EXERCISE INSTRUCTIONS >> The entries below are to be repeated exactly as they stand.

Extracted data entries
——
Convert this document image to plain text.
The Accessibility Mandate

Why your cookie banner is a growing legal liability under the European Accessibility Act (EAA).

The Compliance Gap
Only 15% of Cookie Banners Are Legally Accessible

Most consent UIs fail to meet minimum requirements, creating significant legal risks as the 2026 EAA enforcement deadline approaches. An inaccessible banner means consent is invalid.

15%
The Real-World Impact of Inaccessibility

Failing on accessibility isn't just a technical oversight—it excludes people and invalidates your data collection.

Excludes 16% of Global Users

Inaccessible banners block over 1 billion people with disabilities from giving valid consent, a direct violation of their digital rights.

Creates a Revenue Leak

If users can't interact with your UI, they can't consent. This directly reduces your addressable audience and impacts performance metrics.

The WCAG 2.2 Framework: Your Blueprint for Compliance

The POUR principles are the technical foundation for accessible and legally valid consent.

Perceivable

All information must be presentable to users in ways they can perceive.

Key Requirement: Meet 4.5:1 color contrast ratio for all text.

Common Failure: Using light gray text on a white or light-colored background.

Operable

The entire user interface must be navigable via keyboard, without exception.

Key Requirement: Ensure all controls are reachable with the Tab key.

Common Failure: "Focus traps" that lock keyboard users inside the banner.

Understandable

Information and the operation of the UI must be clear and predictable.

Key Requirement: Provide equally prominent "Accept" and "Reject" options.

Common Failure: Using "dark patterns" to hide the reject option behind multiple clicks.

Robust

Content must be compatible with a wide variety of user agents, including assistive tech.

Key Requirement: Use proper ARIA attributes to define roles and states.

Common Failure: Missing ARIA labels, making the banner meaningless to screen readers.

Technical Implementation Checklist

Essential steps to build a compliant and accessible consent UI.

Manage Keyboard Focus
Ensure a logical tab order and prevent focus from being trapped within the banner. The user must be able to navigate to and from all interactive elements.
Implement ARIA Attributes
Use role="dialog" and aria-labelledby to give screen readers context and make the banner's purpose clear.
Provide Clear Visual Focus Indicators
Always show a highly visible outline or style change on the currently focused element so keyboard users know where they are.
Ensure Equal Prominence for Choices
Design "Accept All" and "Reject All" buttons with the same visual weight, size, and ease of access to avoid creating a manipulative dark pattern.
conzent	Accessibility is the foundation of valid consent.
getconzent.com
——
THE OUTPUT >>
Convert this document image to plain text.
The Accessibility Mandate

Why your cookie banner is a growing legal liability under the European Accessibility Act (EAA).

The Compliance Gap
Only 15% of Cookie Banners Are Legally Accessible

Most consent UIs fail to meet minimum requirements, creating significant legal risks as the 2026 EAA enforcement deadline approaches. An inaccessible banner means consent is invalid.

15%
The Real-World Impact of Inaccessibility

Failing on accessibility isn't just a technical oversight—it excludes people and invalidates your data collection.

Excludes 16% of Global Users

Inaccessible banners block over 1 billion people with disabilities from giving valid consent, a direct violation of their digital rights.

Creates a Revenue Leak

If users can't interact with your UI, they can't consent. This directly reduces your addressable audience and impacts performance metrics.

The WCAG 2.2 Framework: Your Blueprint for Compliance

The POUR principles are the technical foundation for accessible and legally valid consent.

Perceivable

All information must be presentable to users in ways they can perceive.

Key Requirement: Meet 4.5:1 color contrast ratio for all text.

Common Failure: Using light gray text on a white or light-colored background.

Operable

The entire user interface must be navigable via keyboard, without exception.

Key Requirement: Ensure all controls are reachable with the Tab key.

Common Failure: "Focus traps" that lock keyboard users inside the banner.

Understandable

Information and the operation of the UI must be clear and predictable.

Key Requirement: Provide equally prominent "Accept" and "Reject" options.

Common Failure: Using "dark patterns" to hide the reject option behind multiple clicks.

Robust

Content must be compatible with a wide variety of user agents, including assistive tech.

Key Requirement: Use proper ARIA attributes to define roles and states.

Common Failure: Missing ARIA labels, making the banner meaningless to screen readers.

Technical Implementation Checklist

Essential steps to build a compliant and accessible consent UI.

Manage Keyboard Focus
Ensure a logical tab order and prevent focus from being trapped within the banner. The user must be able to navigate to and from all interactive elements.
Implement ARIA Attributes
Use role="dialog" and aria-labelledby to give screen readers context and make the banner's purpose clear.
Provide Clear Visual Focus Indicators
Always show a highly visible outline or style change on the currently focused element so keyboard users know where they are.
Ensure Equal Prominence for Choices
Design "Accept All" and "Reject All" buttons with the same visual weight, size, and ease of access to avoid creating a manipulative dark pattern.
conzent	Accessibility is the foundation of valid consent.
getconzent.com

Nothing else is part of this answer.